EXERCISE: Show every line where "based" occurs.

AVAILABLE RECORDS:
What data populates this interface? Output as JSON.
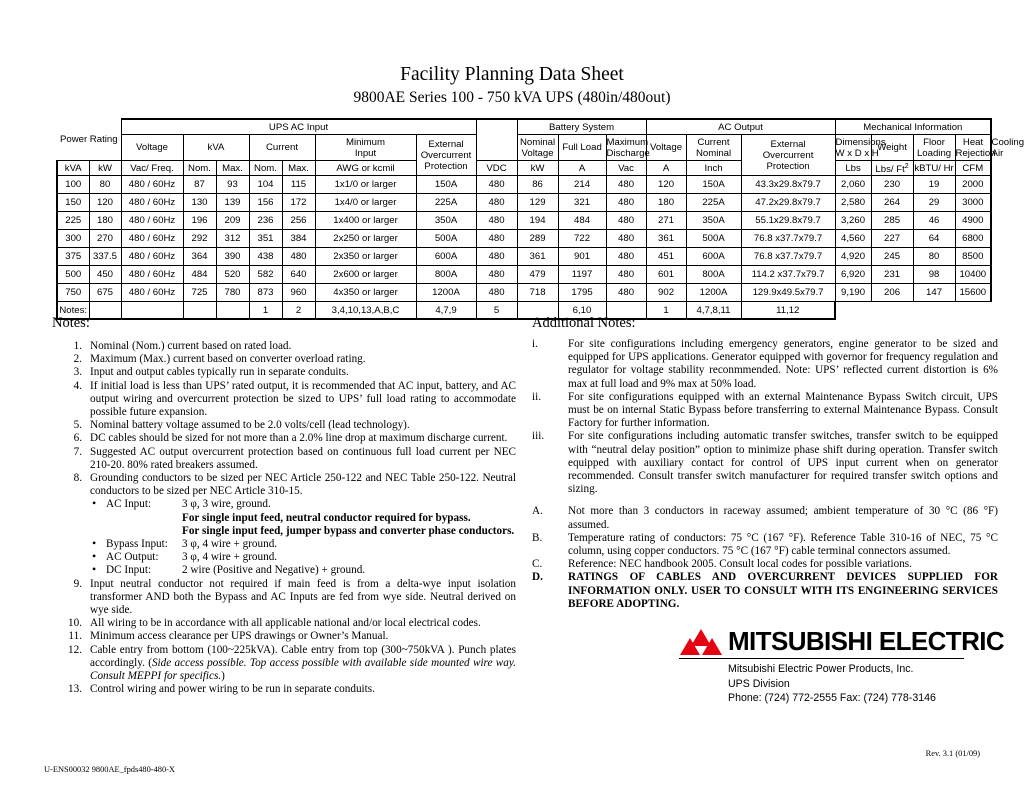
{
  "title": {
    "main": "Facility Planning Data Sheet",
    "sub": "9800AE Series 100 - 750 kVA UPS (480in/480out)"
  },
  "table": {
    "group_headers": {
      "power_rating": "Power Rating",
      "ups_ac_input": "UPS AC Input",
      "battery_system": "Battery System",
      "ac_output": "AC Output",
      "mechanical_information": "Mechanical Information"
    },
    "sub_headers": {
      "power_rating": "Power Rating",
      "voltage_in": "Voltage",
      "kva_in": "kVA",
      "current_in": "Current",
      "minimum_input": "Minimum Input",
      "external_overcurrent_in": "External Overcurrent Protection",
      "nominal_voltage": "Nominal Voltage",
      "full_load": "Full Load",
      "maximum_discharge": "Maximum Discharge",
      "voltage_out": "Voltage",
      "current_nominal": "Current Nominal",
      "external_overcurrent_out": "External Overcurrent Protection",
      "dimensions": "Dimensions W x D x H",
      "weight": "Weight",
      "floor_loading": "Floor Loading",
      "heat_rejection": "Heat Rejection",
      "cooling_air": "Cooling Air"
    },
    "unit_headers": {
      "kva": "kVA",
      "kw": "kW",
      "vac_freq": "Vac/ Freq.",
      "kva_nom": "Nom.",
      "kva_max": "Max.",
      "cur_nom": "Nom.",
      "cur_max": "Max.",
      "awg": "AWG or kcmil",
      "vdc": "VDC",
      "bat_kw": "kW",
      "bat_a": "A",
      "out_vac": "Vac",
      "out_a": "A",
      "inch": "Inch",
      "lbs": "Lbs",
      "lbs_ft2": "Lbs/ Ft",
      "lbs_ft2_sup": "2",
      "kbtu_hr": "kBTU/ Hr",
      "cfm": "CFM"
    },
    "rows": [
      {
        "kva": "100",
        "kw": "80",
        "vac_freq": "480 / 60Hz",
        "kva_nom": "87",
        "kva_max": "93",
        "cur_nom": "104",
        "cur_max": "115",
        "awg": "1x1/0 or larger",
        "ext_oc_in": "150A",
        "vdc": "480",
        "bat_kw": "86",
        "bat_a": "214",
        "out_vac": "480",
        "out_a": "120",
        "ext_oc_out": "150A",
        "dim": "43.3x29.8x79.7",
        "weight": "2,060",
        "floor": "230",
        "heat": "19",
        "cfm": "2000"
      },
      {
        "kva": "150",
        "kw": "120",
        "vac_freq": "480 / 60Hz",
        "kva_nom": "130",
        "kva_max": "139",
        "cur_nom": "156",
        "cur_max": "172",
        "awg": "1x4/0 or larger",
        "ext_oc_in": "225A",
        "vdc": "480",
        "bat_kw": "129",
        "bat_a": "321",
        "out_vac": "480",
        "out_a": "180",
        "ext_oc_out": "225A",
        "dim": "47.2x29.8x79.7",
        "weight": "2,580",
        "floor": "264",
        "heat": "29",
        "cfm": "3000"
      },
      {
        "kva": "225",
        "kw": "180",
        "vac_freq": "480 / 60Hz",
        "kva_nom": "196",
        "kva_max": "209",
        "cur_nom": "236",
        "cur_max": "256",
        "awg": "1x400 or larger",
        "ext_oc_in": "350A",
        "vdc": "480",
        "bat_kw": "194",
        "bat_a": "484",
        "out_vac": "480",
        "out_a": "271",
        "ext_oc_out": "350A",
        "dim": "55.1x29.8x79.7",
        "weight": "3,260",
        "floor": "285",
        "heat": "46",
        "cfm": "4900"
      },
      {
        "kva": "300",
        "kw": "270",
        "vac_freq": "480 / 60Hz",
        "kva_nom": "292",
        "kva_max": "312",
        "cur_nom": "351",
        "cur_max": "384",
        "awg": "2x250 or larger",
        "ext_oc_in": "500A",
        "vdc": "480",
        "bat_kw": "289",
        "bat_a": "722",
        "out_vac": "480",
        "out_a": "361",
        "ext_oc_out": "500A",
        "dim": "76.8 x37.7x79.7",
        "weight": "4,560",
        "floor": "227",
        "heat": "64",
        "cfm": "6800"
      },
      {
        "kva": "375",
        "kw": "337.5",
        "vac_freq": "480 / 60Hz",
        "kva_nom": "364",
        "kva_max": "390",
        "cur_nom": "438",
        "cur_max": "480",
        "awg": "2x350 or larger",
        "ext_oc_in": "600A",
        "vdc": "480",
        "bat_kw": "361",
        "bat_a": "901",
        "out_vac": "480",
        "out_a": "451",
        "ext_oc_out": "600A",
        "dim": "76.8 x37.7x79.7",
        "weight": "4,920",
        "floor": "245",
        "heat": "80",
        "cfm": "8500"
      },
      {
        "kva": "500",
        "kw": "450",
        "vac_freq": "480 / 60Hz",
        "kva_nom": "484",
        "kva_max": "520",
        "cur_nom": "582",
        "cur_max": "640",
        "awg": "2x600 or larger",
        "ext_oc_in": "800A",
        "vdc": "480",
        "bat_kw": "479",
        "bat_a": "1197",
        "out_vac": "480",
        "out_a": "601",
        "ext_oc_out": "800A",
        "dim": "114.2 x37.7x79.7",
        "weight": "6,920",
        "floor": "231",
        "heat": "98",
        "cfm": "10400"
      },
      {
        "kva": "750",
        "kw": "675",
        "vac_freq": "480 / 60Hz",
        "kva_nom": "725",
        "kva_max": "780",
        "cur_nom": "873",
        "cur_max": "960",
        "awg": "4x350 or larger",
        "ext_oc_in": "1200A",
        "vdc": "480",
        "bat_kw": "718",
        "bat_a": "1795",
        "out_vac": "480",
        "out_a": "902",
        "ext_oc_out": "1200A",
        "dim": "129.9x49.5x79.7",
        "weight": "9,190",
        "floor": "206",
        "heat": "147",
        "cfm": "15600"
      }
    ],
    "notes_row": {
      "label": "Notes:",
      "kva": "",
      "kw": "",
      "vac_freq": "",
      "kva_nom": "",
      "kva_max": "",
      "cur_nom": "1",
      "cur_max": "2",
      "awg": "3,4,10,13,A,B,C",
      "ext_oc_in": "4,7,9",
      "vdc": "5",
      "bat_kw": "",
      "bat_a": "6,10",
      "out_vac": "",
      "out_a": "1",
      "ext_oc_out": "4,7,8,11",
      "dim": "11,12"
    }
  },
  "notes_left": {
    "heading": "Notes:",
    "items": [
      {
        "n": "1.",
        "text": "Nominal (Nom.) current based on rated load."
      },
      {
        "n": "2.",
        "text": "Maximum (Max.) current based on converter overload rating."
      },
      {
        "n": "3.",
        "text": "Input and output cables typically run in separate conduits."
      },
      {
        "n": "4.",
        "text": "If initial load is less than UPS’ rated output, it is recommended that AC input, battery, and AC output wiring and overcurrent protection be sized to UPS’ full load rating to accommodate possible future expansion."
      },
      {
        "n": "5.",
        "text": "Nominal battery voltage assumed to be 2.0 volts/cell (lead technology)."
      },
      {
        "n": "6.",
        "text": "DC cables should be sized for not more than a 2.0% line drop at maximum discharge current."
      },
      {
        "n": "7.",
        "text": "Suggested AC output overcurrent protection based on continuous full load current per NEC 210-20. 80% rated breakers assumed."
      },
      {
        "n": "8.",
        "text": "Grounding conductors to be sized per NEC Article 250-122 and NEC Table 250-122. Neutral conductors to be sized per NEC Article 310-15."
      },
      {
        "n": "9.",
        "text": "Input neutral conductor not required if main feed is from a delta-wye input isolation transformer AND both the Bypass and AC Inputs are fed from wye side. Neutral derived on wye side."
      },
      {
        "n": "10.",
        "text": "All wiring to be in accordance with all applicable national and/or local electrical codes."
      },
      {
        "n": "11.",
        "text": "Minimum access clearance per UPS drawings or Owner’s Manual."
      },
      {
        "n": "12.",
        "text": "Cable entry from bottom (100~225kVA). Cable entry from top (300~750kVA ). Punch plates accordingly. ("
      },
      {
        "n": "13.",
        "text": "Control wiring and power wiring to be run in separate conduits."
      }
    ],
    "note12_italic": "Side access possible. Top access possible with available side mounted wire way. Consult MEPPI for specifics.",
    "note12_tail": ")",
    "bullets": [
      {
        "label": "AC Input:",
        "value": "3 φ,  3 wire, ground."
      },
      {
        "label": "Bypass Input:",
        "value": "3 φ,  4 wire + ground."
      },
      {
        "label": "AC Output:",
        "value": "3 φ,  4 wire + ground."
      },
      {
        "label": "DC Input:",
        "value": "2 wire (Positive and Negative) + ground."
      }
    ],
    "bold_lines": [
      "For single input feed, neutral conductor required for bypass.",
      "For single input feed, jumper bypass and converter phase conductors."
    ]
  },
  "notes_right": {
    "heading": "Additional Notes:",
    "roman_items": [
      {
        "n": "i.",
        "text": "For site configurations including emergency generators, engine generator to be sized and equipped for UPS applications. Generator equipped with governor for frequency regulation and regulator for voltage stability reconmmended. Note: UPS’ reflected current distortion is 6% max at full load and 9% max at 50% load."
      },
      {
        "n": "ii.",
        "text": "For site configurations equipped with an external Maintenance Bypass Switch circuit, UPS must be on internal Static Bypass before transferring to external Maintenance Bypass. Consult Factory for further information."
      },
      {
        "n": "iii.",
        "text": "For site configurations including automatic transfer switches, transfer switch to be equipped with “neutral delay position” option to minimize phase shift during operation. Transfer switch equipped with auxiliary contact for control of UPS input current when on generator recommended. Consult transfer switch manufacturer for required transfer switch options and sizing."
      }
    ],
    "alpha_items": [
      {
        "n": "A.",
        "text": "Not more than 3 conductors in raceway assumed; ambient temperature of 30 °C (86 °F) assumed.",
        "bold": false
      },
      {
        "n": "B.",
        "text": "Temperature rating of conductors: 75 °C (167 °F). Reference Table 310-16 of NEC, 75 °C column, using copper conductors. 75 °C (167 °F) cable terminal connectors assumed.",
        "bold": false
      },
      {
        "n": "C.",
        "text": "Reference: NEC handbook 2005. Consult local codes for possible variations.",
        "bold": false
      },
      {
        "n": "D.",
        "text": "RATINGS OF CABLES AND OVERCURRENT DEVICES SUPPLIED FOR INFORMATION ONLY. USER TO CONSULT WITH ITS ENGINEERING SERVICES BEFORE ADOPTING.",
        "bold": true
      }
    ]
  },
  "logo": {
    "brand": "MITSUBISHI ELECTRIC",
    "company": "Mitsubishi Electric Power Products, Inc.",
    "division": "UPS Division",
    "contact": "Phone: (724) 772-2555   Fax: (724) 778-3146",
    "mark_color": "#E60012"
  },
  "footer": {
    "revision": "Rev. 3.1 (01/09)",
    "doc_code": "U-ENS00032 9800AE_fpds480-480-X"
  }
}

ANSWER TO THE PROBLEM:
        "text": "Nominal (Nom.) current based on rated load."
        "text": "Maximum (Max.) current based on converter overload rating."
        "text": "Suggested AC output overcurrent protection based on continuous full load current per NEC 210-20. 80% rated breakers assumed."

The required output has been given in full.